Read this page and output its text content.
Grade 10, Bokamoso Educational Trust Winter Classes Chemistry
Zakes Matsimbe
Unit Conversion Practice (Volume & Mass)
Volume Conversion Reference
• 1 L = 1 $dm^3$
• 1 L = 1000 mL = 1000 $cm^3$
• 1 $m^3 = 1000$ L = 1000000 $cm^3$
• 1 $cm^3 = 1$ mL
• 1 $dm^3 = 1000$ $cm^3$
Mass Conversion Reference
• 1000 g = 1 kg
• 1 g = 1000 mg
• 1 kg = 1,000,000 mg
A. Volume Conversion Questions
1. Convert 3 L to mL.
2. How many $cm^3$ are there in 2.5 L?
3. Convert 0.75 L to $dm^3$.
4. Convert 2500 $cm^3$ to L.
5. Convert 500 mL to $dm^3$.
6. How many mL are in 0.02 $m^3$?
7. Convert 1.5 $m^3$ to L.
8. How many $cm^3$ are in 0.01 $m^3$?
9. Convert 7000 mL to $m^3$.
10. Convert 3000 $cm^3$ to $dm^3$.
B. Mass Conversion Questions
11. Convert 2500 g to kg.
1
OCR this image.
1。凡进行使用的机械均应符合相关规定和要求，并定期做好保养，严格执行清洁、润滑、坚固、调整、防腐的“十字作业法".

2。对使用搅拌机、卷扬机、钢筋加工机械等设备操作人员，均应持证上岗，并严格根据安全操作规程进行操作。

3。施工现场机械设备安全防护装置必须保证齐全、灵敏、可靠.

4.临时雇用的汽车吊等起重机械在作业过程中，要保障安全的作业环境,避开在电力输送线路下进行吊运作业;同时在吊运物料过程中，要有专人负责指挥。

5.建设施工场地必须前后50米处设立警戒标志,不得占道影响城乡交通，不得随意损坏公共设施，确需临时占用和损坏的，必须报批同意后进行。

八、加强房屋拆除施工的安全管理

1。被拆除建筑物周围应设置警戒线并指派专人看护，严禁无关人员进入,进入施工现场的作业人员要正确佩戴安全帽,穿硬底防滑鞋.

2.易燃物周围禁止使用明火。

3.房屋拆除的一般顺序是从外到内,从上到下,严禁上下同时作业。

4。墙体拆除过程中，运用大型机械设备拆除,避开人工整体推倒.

***

Write the entries again, exactly as they stand.

Read this page and output its text content.
Grade 10, Bokamoso Educational Trust Winter Classes Chemistry
Zakes Matsimbe
Unit Conversion Practice (Volume & Mass)
Volume Conversion Reference
• 1 L = 1 $dm^3$
• 1 L = 1000 mL = 1000 $cm^3$
• 1 $m^3 = 1000$ L = 1000000 $cm^3$
• 1 $cm^3 = 1$ mL
• 1 $dm^3 = 1000$ $cm^3$
Mass Conversion Reference
• 1000 g = 1 kg
• 1 g = 1000 mg
• 1 kg = 1,000,000 mg
A. Volume Conversion Questions
1. Convert 3 L to mL.
2. How many $cm^3$ are there in 2.5 L?
3. Convert 0.75 L to $dm^3$.
4. Convert 2500 $cm^3$ to L.
5. Convert 500 mL to $dm^3$.
6. How many mL are in 0.02 $m^3$?
7. Convert 1.5 $m^3$ to L.
8. How many $cm^3$ are in 0.01 $m^3$?
9. Convert 7000 mL to $m^3$.
10. Convert 3000 $cm^3$ to $dm^3$.
B. Mass Conversion Questions
11. Convert 2500 g to kg.
1
OCR this image.
1。凡进行使用的机械均应符合相关规定和要求，并定期做好保养，严格执行清洁、润滑、坚固、调整、防腐的“十字作业法".

2。对使用搅拌机、卷扬机、钢筋加工机械等设备操作人员，均应持证上岗，并严格根据安全操作规程进行操作。

3。施工现场机械设备安全防护装置必须保证齐全、灵敏、可靠.

4.临时雇用的汽车吊等起重机械在作业过程中，要保障安全的作业环境,避开在电力输送线路下进行吊运作业;同时在吊运物料过程中，要有专人负责指挥。

5.建设施工场地必须前后50米处设立警戒标志,不得占道影响城乡交通，不得随意损坏公共设施，确需临时占用和损坏的，必须报批同意后进行。

八、加强房屋拆除施工的安全管理

1。被拆除建筑物周围应设置警戒线并指派专人看护，严禁无关人员进入,进入施工现场的作业人员要正确佩戴安全帽,穿硬底防滑鞋.

2.易燃物周围禁止使用明火。

3.房屋拆除的一般顺序是从外到内,从上到下,严禁上下同时作业。

4。墙体拆除过程中，运用大型机械设备拆除,避开人工整体推倒.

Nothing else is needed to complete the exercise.